____ Recorded data
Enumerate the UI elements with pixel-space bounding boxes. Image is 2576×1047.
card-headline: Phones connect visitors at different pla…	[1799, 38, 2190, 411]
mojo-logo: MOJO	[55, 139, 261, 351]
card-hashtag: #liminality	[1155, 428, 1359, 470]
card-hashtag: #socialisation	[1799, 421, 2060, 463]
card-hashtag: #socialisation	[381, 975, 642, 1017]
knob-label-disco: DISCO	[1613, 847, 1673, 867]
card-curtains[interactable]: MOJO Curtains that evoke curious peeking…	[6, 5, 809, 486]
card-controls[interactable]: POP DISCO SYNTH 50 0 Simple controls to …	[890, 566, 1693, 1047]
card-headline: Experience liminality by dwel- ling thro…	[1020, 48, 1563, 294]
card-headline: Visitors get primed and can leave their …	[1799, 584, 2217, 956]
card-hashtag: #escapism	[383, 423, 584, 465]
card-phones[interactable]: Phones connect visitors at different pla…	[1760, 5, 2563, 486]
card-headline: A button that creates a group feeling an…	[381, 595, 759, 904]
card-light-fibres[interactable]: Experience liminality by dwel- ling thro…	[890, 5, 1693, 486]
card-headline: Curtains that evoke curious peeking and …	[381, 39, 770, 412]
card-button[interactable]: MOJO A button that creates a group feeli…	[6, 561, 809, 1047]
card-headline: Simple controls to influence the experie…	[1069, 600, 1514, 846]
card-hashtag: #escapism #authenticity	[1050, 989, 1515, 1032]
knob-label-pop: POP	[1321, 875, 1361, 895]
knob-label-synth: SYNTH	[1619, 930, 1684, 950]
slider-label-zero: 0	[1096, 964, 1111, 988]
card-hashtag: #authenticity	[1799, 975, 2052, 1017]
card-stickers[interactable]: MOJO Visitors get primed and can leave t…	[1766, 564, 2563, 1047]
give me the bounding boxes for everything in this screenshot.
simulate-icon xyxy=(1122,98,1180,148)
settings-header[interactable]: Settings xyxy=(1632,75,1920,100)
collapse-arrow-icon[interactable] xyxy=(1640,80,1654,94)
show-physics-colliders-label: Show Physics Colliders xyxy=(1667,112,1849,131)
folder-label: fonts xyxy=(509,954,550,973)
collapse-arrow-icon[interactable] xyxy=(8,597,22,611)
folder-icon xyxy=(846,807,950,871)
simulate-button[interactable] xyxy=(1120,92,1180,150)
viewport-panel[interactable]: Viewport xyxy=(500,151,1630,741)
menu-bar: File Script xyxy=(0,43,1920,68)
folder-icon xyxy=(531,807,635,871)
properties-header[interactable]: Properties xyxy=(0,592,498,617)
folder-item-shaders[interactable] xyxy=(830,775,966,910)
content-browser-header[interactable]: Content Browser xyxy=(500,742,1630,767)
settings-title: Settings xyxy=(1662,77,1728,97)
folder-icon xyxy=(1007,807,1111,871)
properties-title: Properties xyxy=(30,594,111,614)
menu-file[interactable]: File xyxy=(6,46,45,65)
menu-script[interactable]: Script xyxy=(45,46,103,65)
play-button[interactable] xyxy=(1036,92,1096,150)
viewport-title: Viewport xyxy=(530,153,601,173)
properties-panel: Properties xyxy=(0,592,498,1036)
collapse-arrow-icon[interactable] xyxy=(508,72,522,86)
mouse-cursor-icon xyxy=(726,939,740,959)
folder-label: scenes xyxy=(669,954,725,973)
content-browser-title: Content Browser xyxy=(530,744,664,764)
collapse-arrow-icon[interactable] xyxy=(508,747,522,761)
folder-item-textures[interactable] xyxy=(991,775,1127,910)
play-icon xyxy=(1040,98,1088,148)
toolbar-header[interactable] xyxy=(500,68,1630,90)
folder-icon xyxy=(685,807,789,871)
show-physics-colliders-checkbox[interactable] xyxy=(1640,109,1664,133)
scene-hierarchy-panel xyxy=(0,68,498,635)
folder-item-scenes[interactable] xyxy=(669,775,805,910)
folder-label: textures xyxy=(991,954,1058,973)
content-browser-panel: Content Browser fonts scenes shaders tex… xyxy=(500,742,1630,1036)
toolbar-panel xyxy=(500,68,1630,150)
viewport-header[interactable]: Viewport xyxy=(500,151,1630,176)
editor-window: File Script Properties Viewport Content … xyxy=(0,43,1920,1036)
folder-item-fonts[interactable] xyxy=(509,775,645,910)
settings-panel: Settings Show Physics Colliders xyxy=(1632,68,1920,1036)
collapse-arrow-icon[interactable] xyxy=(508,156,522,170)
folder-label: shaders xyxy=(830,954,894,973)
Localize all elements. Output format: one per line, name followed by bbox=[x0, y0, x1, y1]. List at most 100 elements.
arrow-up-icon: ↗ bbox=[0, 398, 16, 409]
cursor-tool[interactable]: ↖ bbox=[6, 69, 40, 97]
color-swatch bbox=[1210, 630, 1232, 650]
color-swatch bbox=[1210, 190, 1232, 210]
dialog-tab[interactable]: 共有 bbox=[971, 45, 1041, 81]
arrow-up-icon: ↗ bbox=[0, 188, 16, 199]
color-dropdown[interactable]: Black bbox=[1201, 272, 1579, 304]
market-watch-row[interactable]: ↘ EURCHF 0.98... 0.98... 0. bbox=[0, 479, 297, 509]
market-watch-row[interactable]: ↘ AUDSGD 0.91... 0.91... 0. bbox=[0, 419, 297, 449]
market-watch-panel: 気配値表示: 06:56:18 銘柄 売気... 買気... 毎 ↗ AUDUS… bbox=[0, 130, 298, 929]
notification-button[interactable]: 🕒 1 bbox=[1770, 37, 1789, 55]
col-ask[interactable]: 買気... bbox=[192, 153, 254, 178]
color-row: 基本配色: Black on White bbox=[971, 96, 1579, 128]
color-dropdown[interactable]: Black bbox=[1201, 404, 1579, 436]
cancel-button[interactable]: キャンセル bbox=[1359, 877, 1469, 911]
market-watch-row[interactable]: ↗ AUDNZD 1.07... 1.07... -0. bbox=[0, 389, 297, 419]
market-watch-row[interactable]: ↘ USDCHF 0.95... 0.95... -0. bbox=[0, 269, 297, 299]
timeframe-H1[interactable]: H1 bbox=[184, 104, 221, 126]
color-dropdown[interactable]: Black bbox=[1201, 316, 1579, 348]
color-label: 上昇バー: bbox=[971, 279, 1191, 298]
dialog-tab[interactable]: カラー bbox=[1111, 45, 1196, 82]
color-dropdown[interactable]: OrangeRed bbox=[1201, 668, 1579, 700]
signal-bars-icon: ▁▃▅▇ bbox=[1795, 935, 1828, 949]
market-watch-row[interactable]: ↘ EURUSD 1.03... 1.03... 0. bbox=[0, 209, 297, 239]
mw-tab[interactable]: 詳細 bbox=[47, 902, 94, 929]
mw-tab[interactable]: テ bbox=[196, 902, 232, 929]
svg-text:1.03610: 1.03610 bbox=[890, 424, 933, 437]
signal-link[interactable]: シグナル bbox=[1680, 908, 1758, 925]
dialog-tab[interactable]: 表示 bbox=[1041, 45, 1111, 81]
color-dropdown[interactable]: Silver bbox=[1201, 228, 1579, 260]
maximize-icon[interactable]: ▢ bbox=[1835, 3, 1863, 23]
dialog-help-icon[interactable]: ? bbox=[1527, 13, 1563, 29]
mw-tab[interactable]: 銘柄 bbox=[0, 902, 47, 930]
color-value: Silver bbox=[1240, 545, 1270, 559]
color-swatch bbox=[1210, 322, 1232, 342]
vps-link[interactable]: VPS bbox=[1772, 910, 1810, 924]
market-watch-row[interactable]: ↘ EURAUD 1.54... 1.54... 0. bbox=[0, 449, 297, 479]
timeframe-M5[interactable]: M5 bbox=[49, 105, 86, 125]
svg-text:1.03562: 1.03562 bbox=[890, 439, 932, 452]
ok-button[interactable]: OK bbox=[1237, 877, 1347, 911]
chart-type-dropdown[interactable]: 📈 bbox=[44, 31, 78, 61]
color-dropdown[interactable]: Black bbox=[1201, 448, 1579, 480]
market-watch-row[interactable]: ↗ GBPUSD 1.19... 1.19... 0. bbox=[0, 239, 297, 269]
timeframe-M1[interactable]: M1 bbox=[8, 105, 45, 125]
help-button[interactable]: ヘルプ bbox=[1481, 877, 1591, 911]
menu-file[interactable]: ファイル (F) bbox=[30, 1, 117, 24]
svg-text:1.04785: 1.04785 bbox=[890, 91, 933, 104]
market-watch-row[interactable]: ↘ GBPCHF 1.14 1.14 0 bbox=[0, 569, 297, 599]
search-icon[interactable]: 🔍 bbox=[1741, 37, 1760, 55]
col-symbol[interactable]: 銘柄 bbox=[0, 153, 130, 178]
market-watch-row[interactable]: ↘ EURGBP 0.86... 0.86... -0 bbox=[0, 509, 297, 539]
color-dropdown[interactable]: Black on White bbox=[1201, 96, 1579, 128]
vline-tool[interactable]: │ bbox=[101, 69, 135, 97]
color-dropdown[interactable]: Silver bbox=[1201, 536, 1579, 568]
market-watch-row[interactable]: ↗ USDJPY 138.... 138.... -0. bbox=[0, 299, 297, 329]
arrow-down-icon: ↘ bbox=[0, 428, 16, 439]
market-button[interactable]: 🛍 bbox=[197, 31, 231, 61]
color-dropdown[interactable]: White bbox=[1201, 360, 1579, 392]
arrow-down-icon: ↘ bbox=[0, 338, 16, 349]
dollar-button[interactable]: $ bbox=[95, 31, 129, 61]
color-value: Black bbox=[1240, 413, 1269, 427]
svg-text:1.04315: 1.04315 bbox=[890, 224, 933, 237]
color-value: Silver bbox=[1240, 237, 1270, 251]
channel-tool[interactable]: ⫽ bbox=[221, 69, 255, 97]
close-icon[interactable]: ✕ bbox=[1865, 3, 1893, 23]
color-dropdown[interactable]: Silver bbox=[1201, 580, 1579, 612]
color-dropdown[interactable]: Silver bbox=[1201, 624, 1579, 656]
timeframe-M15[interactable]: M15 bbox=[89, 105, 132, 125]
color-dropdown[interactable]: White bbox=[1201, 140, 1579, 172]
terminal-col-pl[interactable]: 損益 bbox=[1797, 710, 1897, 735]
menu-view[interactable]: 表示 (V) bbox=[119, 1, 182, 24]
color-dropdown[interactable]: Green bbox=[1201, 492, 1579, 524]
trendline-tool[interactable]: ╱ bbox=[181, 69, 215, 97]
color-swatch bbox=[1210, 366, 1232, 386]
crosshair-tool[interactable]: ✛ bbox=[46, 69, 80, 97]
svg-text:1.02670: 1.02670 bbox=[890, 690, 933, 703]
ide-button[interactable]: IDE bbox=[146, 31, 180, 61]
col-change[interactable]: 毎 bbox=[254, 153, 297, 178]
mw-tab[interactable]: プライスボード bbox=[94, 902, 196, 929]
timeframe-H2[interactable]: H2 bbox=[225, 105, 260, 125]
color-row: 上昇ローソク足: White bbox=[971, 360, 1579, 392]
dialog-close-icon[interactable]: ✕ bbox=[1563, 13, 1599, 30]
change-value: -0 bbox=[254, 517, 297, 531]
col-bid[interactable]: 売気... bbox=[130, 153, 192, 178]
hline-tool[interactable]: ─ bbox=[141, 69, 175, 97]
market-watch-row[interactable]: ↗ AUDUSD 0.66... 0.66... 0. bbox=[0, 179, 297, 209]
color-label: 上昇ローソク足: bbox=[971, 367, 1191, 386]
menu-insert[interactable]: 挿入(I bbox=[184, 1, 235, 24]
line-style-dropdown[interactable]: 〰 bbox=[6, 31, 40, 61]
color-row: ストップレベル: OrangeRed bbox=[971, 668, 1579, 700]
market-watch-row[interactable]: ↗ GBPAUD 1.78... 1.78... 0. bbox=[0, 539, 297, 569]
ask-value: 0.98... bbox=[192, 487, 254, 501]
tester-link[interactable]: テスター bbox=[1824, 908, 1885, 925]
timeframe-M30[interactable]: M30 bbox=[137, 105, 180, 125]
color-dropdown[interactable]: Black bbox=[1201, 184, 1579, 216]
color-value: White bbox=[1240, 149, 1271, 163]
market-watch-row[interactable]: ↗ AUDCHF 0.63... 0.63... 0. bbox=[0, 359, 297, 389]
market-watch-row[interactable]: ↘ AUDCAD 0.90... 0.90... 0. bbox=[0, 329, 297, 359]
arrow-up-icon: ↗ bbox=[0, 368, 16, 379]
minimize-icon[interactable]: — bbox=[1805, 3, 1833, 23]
________
- [Problem to solve]
Rename "card-hashtag" to "card-tag" in the items from the start through the line holding "423, 584, 465]", inclusive. Write out only those lines again with everything else unchanged.

- [Task response]
Enumerate the UI elements with pixel-space bounding boxes. Image is 2576×1047.
card-headline: Phones connect visitors at different pla…	[1799, 38, 2190, 411]
mojo-logo: MOJO	[55, 139, 261, 351]
card-tag: #liminality	[1155, 428, 1359, 470]
card-tag: #socialisation	[1799, 421, 2060, 463]
card-tag: #socialisation	[381, 975, 642, 1017]
knob-label-disco: DISCO	[1613, 847, 1673, 867]
card-curtains[interactable]: MOJO Curtains that evoke curious peeking…	[6, 5, 809, 486]
card-controls[interactable]: POP DISCO SYNTH 50 0 Simple controls to …	[890, 566, 1693, 1047]
card-headline: Experience liminality by dwel- ling thro…	[1020, 48, 1563, 294]
card-headline: Visitors get primed and can leave their …	[1799, 584, 2217, 956]
card-tag: #escapism	[383, 423, 584, 465]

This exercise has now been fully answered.